▶ _Raw data_
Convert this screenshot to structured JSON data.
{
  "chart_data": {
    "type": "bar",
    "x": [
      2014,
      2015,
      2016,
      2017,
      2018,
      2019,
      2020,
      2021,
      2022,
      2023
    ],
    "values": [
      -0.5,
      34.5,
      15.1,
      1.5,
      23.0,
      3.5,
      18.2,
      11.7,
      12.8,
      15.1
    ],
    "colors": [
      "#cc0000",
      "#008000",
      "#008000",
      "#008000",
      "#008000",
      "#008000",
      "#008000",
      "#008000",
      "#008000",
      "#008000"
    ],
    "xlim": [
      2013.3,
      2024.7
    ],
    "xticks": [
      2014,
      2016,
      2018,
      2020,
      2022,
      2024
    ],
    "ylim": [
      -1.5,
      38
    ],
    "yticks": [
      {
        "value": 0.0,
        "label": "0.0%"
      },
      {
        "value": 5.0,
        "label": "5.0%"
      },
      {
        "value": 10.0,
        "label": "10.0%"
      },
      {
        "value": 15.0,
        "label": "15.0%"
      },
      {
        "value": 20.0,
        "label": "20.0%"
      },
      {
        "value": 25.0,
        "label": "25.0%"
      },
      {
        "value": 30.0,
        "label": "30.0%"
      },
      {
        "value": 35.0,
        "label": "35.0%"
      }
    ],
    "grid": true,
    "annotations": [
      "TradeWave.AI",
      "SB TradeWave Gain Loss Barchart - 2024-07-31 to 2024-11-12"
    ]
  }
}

▶ _Task statement_
Write out every entry exactly as given.

▶ _Task answer_
Convert this screenshot to structured JSON data.
{
  "chart_data": {
    "type": "bar",
    "x": [
      2014,
      2015,
      2016,
      2017,
      2018,
      2019,
      2020,
      2021,
      2022,
      2023
    ],
    "values": [
      -0.5,
      34.5,
      15.1,
      1.5,
      23.0,
      3.5,
      18.2,
      11.7,
      12.8,
      15.1
    ],
    "colors": [
      "#cc0000",
      "#008000",
      "#008000",
      "#008000",
      "#008000",
      "#008000",
      "#008000",
      "#008000",
      "#008000",
      "#008000"
    ],
    "xlim": [
      2013.3,
      2024.7
    ],
    "xticks": [
      2014,
      2016,
      2018,
      2020,
      2022,
      2024
    ],
    "ylim": [
      -1.5,
      38
    ],
    "yticks": [
      {
        "value": 0.0,
        "label": "0.0%"
      },
      {
        "value": 5.0,
        "label": "5.0%"
      },
      {
        "value": 10.0,
        "label": "10.0%"
      },
      {
        "value": 15.0,
        "label": "15.0%"
      },
      {
        "value": 20.0,
        "label": "20.0%"
      },
      {
        "value": 25.0,
        "label": "25.0%"
      },
      {
        "value": 30.0,
        "label": "30.0%"
      },
      {
        "value": 35.0,
        "label": "35.0%"
      }
    ],
    "grid": true,
    "annotations": [
      "TradeWave.AI",
      "SB TradeWave Gain Loss Barchart - 2024-07-31 to 2024-11-12"
    ]
  }
}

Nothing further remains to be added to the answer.